[Part of a data file]
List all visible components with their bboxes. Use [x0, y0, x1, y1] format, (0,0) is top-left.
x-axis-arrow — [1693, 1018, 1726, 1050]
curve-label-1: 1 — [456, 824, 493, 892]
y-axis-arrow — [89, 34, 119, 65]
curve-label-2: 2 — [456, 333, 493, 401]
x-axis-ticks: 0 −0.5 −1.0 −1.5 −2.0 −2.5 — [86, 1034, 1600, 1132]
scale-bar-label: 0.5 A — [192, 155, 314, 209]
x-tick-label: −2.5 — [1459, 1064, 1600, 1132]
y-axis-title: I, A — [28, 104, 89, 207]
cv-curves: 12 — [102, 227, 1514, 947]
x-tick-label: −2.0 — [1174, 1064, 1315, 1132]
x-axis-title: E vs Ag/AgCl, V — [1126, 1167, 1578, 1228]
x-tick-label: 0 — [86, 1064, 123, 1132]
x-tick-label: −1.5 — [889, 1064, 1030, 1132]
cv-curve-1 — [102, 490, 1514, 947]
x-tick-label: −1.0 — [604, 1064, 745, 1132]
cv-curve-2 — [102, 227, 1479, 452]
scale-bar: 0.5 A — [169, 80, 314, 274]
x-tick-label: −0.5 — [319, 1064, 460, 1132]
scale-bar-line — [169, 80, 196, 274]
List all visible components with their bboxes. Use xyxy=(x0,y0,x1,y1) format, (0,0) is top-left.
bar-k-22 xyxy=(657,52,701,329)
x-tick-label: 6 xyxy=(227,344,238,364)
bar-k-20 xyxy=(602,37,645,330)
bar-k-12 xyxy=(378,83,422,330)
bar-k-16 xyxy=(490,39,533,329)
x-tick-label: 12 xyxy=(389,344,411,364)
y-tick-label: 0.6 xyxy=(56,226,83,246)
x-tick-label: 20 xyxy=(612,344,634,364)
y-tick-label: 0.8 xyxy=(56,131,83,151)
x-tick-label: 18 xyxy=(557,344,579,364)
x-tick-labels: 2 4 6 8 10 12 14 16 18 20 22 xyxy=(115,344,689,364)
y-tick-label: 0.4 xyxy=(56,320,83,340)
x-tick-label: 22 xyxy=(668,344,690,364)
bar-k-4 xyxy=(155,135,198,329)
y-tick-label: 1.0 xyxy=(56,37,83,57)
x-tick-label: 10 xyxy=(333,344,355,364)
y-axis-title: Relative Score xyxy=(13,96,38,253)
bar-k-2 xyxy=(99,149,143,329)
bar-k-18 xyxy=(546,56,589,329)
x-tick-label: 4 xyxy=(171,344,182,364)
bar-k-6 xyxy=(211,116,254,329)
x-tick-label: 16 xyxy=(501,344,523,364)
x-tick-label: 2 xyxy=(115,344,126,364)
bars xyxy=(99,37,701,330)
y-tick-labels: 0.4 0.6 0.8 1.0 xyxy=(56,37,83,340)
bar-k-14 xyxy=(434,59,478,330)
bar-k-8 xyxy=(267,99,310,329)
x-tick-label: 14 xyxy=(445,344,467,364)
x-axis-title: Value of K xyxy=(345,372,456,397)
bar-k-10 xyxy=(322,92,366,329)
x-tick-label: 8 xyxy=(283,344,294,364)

> _Task description_:
Express every line of the records as a JSON list of strings, one string per line, leaving out blank lines.

> _Task result_:
[
  "List all visible components with their bboxes. Use [x0, y0, x1, y1] format, (0,0) is top-left.",
  "x-axis-arrow — [1693, 1018, 1726, 1050]",
  "curve-label-1: 1 — [456, 824, 493, 892]",
  "y-axis-arrow — [89, 34, 119, 65]",
  "curve-label-2: 2 — [456, 333, 493, 401]",
  "x-axis-ticks: 0 −0.5 −1.0 −1.5 −2.0 −2.5 — [86, 1034, 1600, 1132]",
  "scale-bar-label: 0.5 A — [192, 155, 314, 209]",
  "x-tick-label: −2.5 — [1459, 1064, 1600, 1132]",
  "y-axis-title: I, A — [28, 104, 89, 207]",
  "cv-curves: 12 — [102, 227, 1514, 947]",
  "x-tick-label: −2.0 — [1174, 1064, 1315, 1132]",
  "x-axis-title: E vs Ag/AgCl, V — [1126, 1167, 1578, 1228]",
  "x-tick-label: 0 — [86, 1064, 123, 1132]",
  "x-tick-label: −1.5 — [889, 1064, 1030, 1132]",
  "cv-curve-1 — [102, 490, 1514, 947]",
  "x-tick-label: −1.0 — [604, 1064, 745, 1132]",
  "cv-curve-2 — [102, 227, 1479, 452]",
  "scale-bar: 0.5 A — [169, 80, 314, 274]",
  "x-tick-label: −0.5 — [319, 1064, 460, 1132]",
  "scale-bar-line — [169, 80, 196, 274]",
  "List all visible components with their bboxes. Use xyxy=(x0,y0,x1,y1) format, (0,0) is top-left.",
  "bar-k-22 xyxy=(657,52,701,329)",
  "x-tick-label: 6 xyxy=(227,344,238,364)",
  "bar-k-20 xyxy=(602,37,645,330)",
  "bar-k-12 xyxy=(378,83,422,330)",
  "bar-k-16 xyxy=(490,39,533,329)",
  "x-tick-label: 12 xyxy=(389,344,411,364)",
  "y-tick-label: 0.6 xyxy=(56,226,83,246)",
  "x-tick-label: 20 xyxy=(612,344,634,364)",
  "y-tick-label: 0.8 xyxy=(56,131,83,151)",
  "x-tick-label: 18 xyxy=(557,344,579,364)",
  "x-tick-labels: 2 4 6 8 10 12 14 16 18 20 22 xyxy=(115,344,689,364)",
  "y-tick-label: 0.4 xyxy=(56,320,83,340)",
  "x-tick-label: 22 xyxy=(668,344,690,364)",
  "bar-k-4 xyxy=(155,135,198,329)",
  "y-tick-label: 1.0 xyxy=(56,37,83,57)",
  "x-tick-label: 10 xyxy=(333,344,355,364)",
  "y-axis-title: Relative Score xyxy=(13,96,38,253)",
  "bar-k-2 xyxy=(99,149,143,329)",
  "bar-k-18 xyxy=(546,56,589,329)",
  "x-tick-label: 4 xyxy=(171,344,182,364)",
  "bar-k-6 xyxy=(211,116,254,329)",
  "x-tick-label: 16 xyxy=(501,344,523,364)",
  "x-tick-label: 2 xyxy=(115,344,126,364)",
  "bars xyxy=(99,37,701,330)",
  "y-tick-labels: 0.4 0.6 0.8 1.0 xyxy=(56,37,83,340)",
  "bar-k-14 xyxy=(434,59,478,330)",
  "bar-k-8 xyxy=(267,99,310,329)",
  "x-tick-label: 14 xyxy=(445,344,467,364)",
  "x-axis-title: Value of K xyxy=(345,372,456,397)",
  "bar-k-10 xyxy=(322,92,366,329)",
  "x-tick-label: 8 xyxy=(283,344,294,364)"
]